--- Given instruction ---
Find each line with "Drums" and copy it.
+ + +
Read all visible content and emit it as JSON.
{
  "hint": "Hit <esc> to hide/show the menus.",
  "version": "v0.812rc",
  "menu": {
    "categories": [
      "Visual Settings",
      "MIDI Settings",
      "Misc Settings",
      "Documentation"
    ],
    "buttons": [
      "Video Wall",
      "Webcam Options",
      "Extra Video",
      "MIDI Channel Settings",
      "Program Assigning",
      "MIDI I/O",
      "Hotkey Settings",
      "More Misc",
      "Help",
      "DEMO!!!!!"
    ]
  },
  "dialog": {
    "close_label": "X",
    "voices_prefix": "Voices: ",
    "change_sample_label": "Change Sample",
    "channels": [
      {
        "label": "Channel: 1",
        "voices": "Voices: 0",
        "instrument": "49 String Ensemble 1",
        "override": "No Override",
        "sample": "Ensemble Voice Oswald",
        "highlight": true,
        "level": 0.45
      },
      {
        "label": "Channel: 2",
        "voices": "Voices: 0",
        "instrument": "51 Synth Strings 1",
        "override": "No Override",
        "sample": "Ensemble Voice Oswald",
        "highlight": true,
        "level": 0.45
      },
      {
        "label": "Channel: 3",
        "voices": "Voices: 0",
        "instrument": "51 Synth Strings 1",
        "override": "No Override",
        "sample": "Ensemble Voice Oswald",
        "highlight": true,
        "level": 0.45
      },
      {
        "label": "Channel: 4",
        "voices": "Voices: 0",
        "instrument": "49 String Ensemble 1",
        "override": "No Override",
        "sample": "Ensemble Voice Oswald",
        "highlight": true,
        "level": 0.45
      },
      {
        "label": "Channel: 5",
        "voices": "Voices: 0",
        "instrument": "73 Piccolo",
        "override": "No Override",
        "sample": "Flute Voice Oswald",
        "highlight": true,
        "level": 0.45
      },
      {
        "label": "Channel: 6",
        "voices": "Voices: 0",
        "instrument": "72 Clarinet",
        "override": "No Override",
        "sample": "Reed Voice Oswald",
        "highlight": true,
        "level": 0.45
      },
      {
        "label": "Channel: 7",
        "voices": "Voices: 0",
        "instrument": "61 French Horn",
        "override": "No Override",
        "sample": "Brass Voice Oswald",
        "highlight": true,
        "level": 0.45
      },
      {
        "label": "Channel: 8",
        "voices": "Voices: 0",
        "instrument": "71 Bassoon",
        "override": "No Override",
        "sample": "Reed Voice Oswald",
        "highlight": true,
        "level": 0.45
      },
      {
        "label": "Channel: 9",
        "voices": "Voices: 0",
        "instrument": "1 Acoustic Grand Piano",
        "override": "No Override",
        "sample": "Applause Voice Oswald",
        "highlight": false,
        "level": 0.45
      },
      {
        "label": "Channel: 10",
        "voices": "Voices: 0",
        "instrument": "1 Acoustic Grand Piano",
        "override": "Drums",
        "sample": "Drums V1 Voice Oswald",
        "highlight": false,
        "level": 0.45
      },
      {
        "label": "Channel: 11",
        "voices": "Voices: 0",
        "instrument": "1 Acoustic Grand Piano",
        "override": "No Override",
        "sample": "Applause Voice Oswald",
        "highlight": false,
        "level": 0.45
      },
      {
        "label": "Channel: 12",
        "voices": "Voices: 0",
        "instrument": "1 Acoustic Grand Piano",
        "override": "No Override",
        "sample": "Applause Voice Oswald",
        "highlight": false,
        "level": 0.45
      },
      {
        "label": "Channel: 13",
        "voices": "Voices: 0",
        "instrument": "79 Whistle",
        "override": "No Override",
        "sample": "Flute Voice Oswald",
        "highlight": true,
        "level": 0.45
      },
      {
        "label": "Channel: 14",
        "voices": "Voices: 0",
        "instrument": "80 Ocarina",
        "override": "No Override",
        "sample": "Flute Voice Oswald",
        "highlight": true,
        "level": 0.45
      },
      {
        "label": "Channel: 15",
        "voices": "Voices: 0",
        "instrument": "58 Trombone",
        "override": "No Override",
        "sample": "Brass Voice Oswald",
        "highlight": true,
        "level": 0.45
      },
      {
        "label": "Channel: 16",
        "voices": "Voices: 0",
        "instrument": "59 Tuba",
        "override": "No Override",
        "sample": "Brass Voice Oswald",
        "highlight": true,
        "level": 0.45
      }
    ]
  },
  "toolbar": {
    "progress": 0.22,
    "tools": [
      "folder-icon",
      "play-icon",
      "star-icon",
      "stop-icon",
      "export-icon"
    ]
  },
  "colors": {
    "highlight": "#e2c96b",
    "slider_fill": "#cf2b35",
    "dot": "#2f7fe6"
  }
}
+ + +
--- Exercise solution ---
        "override": "Drums",
        "sample": "Drums V1 Voice Oswald",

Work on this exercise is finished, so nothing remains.